(Stored records)
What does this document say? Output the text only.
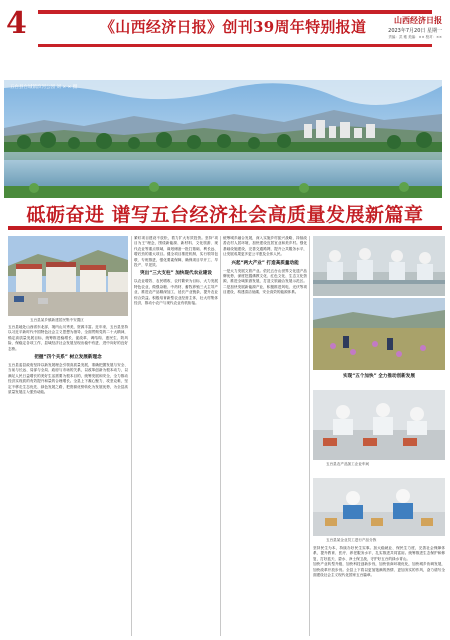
4	《山西经济日报》创刊39周年特别报道	山西经济日报
2023年7月20日 星期一
责编：武 雅 美编：×× 校对：××
五台县台城镇滨河公园 刘 × × 摄
砥砺奋进 谱写五台经济社会高质量发展新篇章
五台县某乡镇新建居民集中安置区
五台县农产品加工企业车间
五台县某企业员工进行产品分拣
五台县地处山西省东北部，境内山川秀美，资源丰富。近年来，五台县坚持以习近平新时代中国特色社会主义思想为指导，全面贯彻党的二十大精神，锚定高质量发展目标，统筹推进稳增长、促改革、调结构、惠民生、防风险、保稳定各项工作，县域经济社会发展呈现出稳中有进、进中向好的良好态势。
把握“四个关系” 树立发展新理念
五台县委县政府坚持以新发展理念引领高质量发展，准确把握发展与安全、当前与长远、局部与全局、政府与市场的关系，以改革创新为根本动力，以满足人民日益增长的美好生活需要为根本目的，统筹发展和安全，全力推动经济实现质的有效提升和量的合理增长。全县上下凝心聚力、攻坚克难，坚定不移走生态优先、绿色发展之路，把资源优势转化为发展优势，为全县高质量发展注入强劲动能。
紧盯项目建设不放松，着力扩大有效投资。坚持“项目为王”理念，围绕新能源、新材料、文化旅游、现代农业等重点领域，谋划储备一批打基础、利长远、增后劲的重大项目。健全项目推进机制，实行领导包联、专班推进，强化要素保障，确保项目早开工、早投产、早见效。
突出“三大支柱” 加快现代农业建设
以农业增效、农民增收、农村繁荣为目标，大力发展特色农业，做强杂粮、中药材、畜牧养殖三大主导产业，推进农产品精深加工，延长产业链条，提升农业综合效益。积极培育新型农业经营主体，壮大村集体经济，推动小农户与现代农业有机衔接。
统筹城乡融合发展，深入实施乡村振兴战略，持续改善农村人居环境，加快建设宜居宜业和美乡村。强化基础设施建设，完善交通路网，提升公共服务水平，让发展成果更多更公平惠及全体人民。
兴起“两大产业” 打造高质量动能
一是大力发展文旅产业。依托五台山世界文化遗产品牌优势，深度挖掘佛教文化、红色文化、生态文化资源，推进全域旅游发展，打造文旅融合发展示范区。二是加快发展新能源产业，积极推进风电、光伏等项目建设，构建清洁低碳、安全高效的能源体系。
实现“五个加快” 全力推动创新发展
坚持民生为本，持续办好民生实事。加大稳就业、保民生力度，完善社会保障体系，提升教育、医疗、养老服务水平，扎实推进共同富裕。统筹推进生态保护和修复，打好蓝天、碧水、净土保卫战，守护好五台的绿水青山。
加快产业转型升级，加快科技创新步伐，加快营商环境优化，加快城乡协调发展，加快改革开放步伐。全县上下将以更加饱满的热情、更加务实的作风，奋力谱写全面建设社会主义现代化国家五台篇章。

- _Work required_
Return all the entries word for word, but omit any pictures they contain.

- _Finished exercise_
What does this document say? Output the text only.
4	《山西经济日报》创刊39周年特别报道	山西经济日报
2023年7月20日 星期一
责编：武 雅 美编：×× 校对：××
五台县台城镇滨河公园 刘 × × 摄
砥砺奋进 谱写五台经济社会高质量发展新篇章
五台县某乡镇新建居民集中安置区
五台县农产品加工企业车间
五台县某企业员工进行产品分拣
五台县地处山西省东北部，境内山川秀美，资源丰富。近年来，五台县坚持以习近平新时代中国特色社会主义思想为指导，全面贯彻党的二十大精神，锚定高质量发展目标，统筹推进稳增长、促改革、调结构、惠民生、防风险、保稳定各项工作，县域经济社会发展呈现出稳中有进、进中向好的良好态势。
把握“四个关系” 树立发展新理念
五台县委县政府坚持以新发展理念引领高质量发展，准确把握发展与安全、当前与长远、局部与全局、政府与市场的关系，以改革创新为根本动力，以满足人民日益增长的美好生活需要为根本目的，统筹发展和安全，全力推动经济实现质的有效提升和量的合理增长。全县上下凝心聚力、攻坚克难，坚定不移走生态优先、绿色发展之路，把资源优势转化为发展优势，为全县高质量发展注入强劲动能。
紧盯项目建设不放松，着力扩大有效投资。坚持“项目为王”理念，围绕新能源、新材料、文化旅游、现代农业等重点领域，谋划储备一批打基础、利长远、增后劲的重大项目。健全项目推进机制，实行领导包联、专班推进，强化要素保障，确保项目早开工、早投产、早见效。
突出“三大支柱” 加快现代农业建设
以农业增效、农民增收、农村繁荣为目标，大力发展特色农业，做强杂粮、中药材、畜牧养殖三大主导产业，推进农产品精深加工，延长产业链条，提升农业综合效益。积极培育新型农业经营主体，壮大村集体经济，推动小农户与现代农业有机衔接。
统筹城乡融合发展，深入实施乡村振兴战略，持续改善农村人居环境，加快建设宜居宜业和美乡村。强化基础设施建设，完善交通路网，提升公共服务水平，让发展成果更多更公平惠及全体人民。
兴起“两大产业” 打造高质量动能
一是大力发展文旅产业。依托五台山世界文化遗产品牌优势，深度挖掘佛教文化、红色文化、生态文化资源，推进全域旅游发展，打造文旅融合发展示范区。二是加快发展新能源产业，积极推进风电、光伏等项目建设，构建清洁低碳、安全高效的能源体系。
实现“五个加快” 全力推动创新发展
坚持民生为本，持续办好民生实事。加大稳就业、保民生力度，完善社会保障体系，提升教育、医疗、养老服务水平，扎实推进共同富裕。统筹推进生态保护和修复，打好蓝天、碧水、净土保卫战，守护好五台的绿水青山。
加快产业转型升级，加快科技创新步伐，加快营商环境优化，加快城乡协调发展，加快改革开放步伐。全县上下将以更加饱满的热情、更加务实的作风，奋力谱写全面建设社会主义现代化国家五台篇章。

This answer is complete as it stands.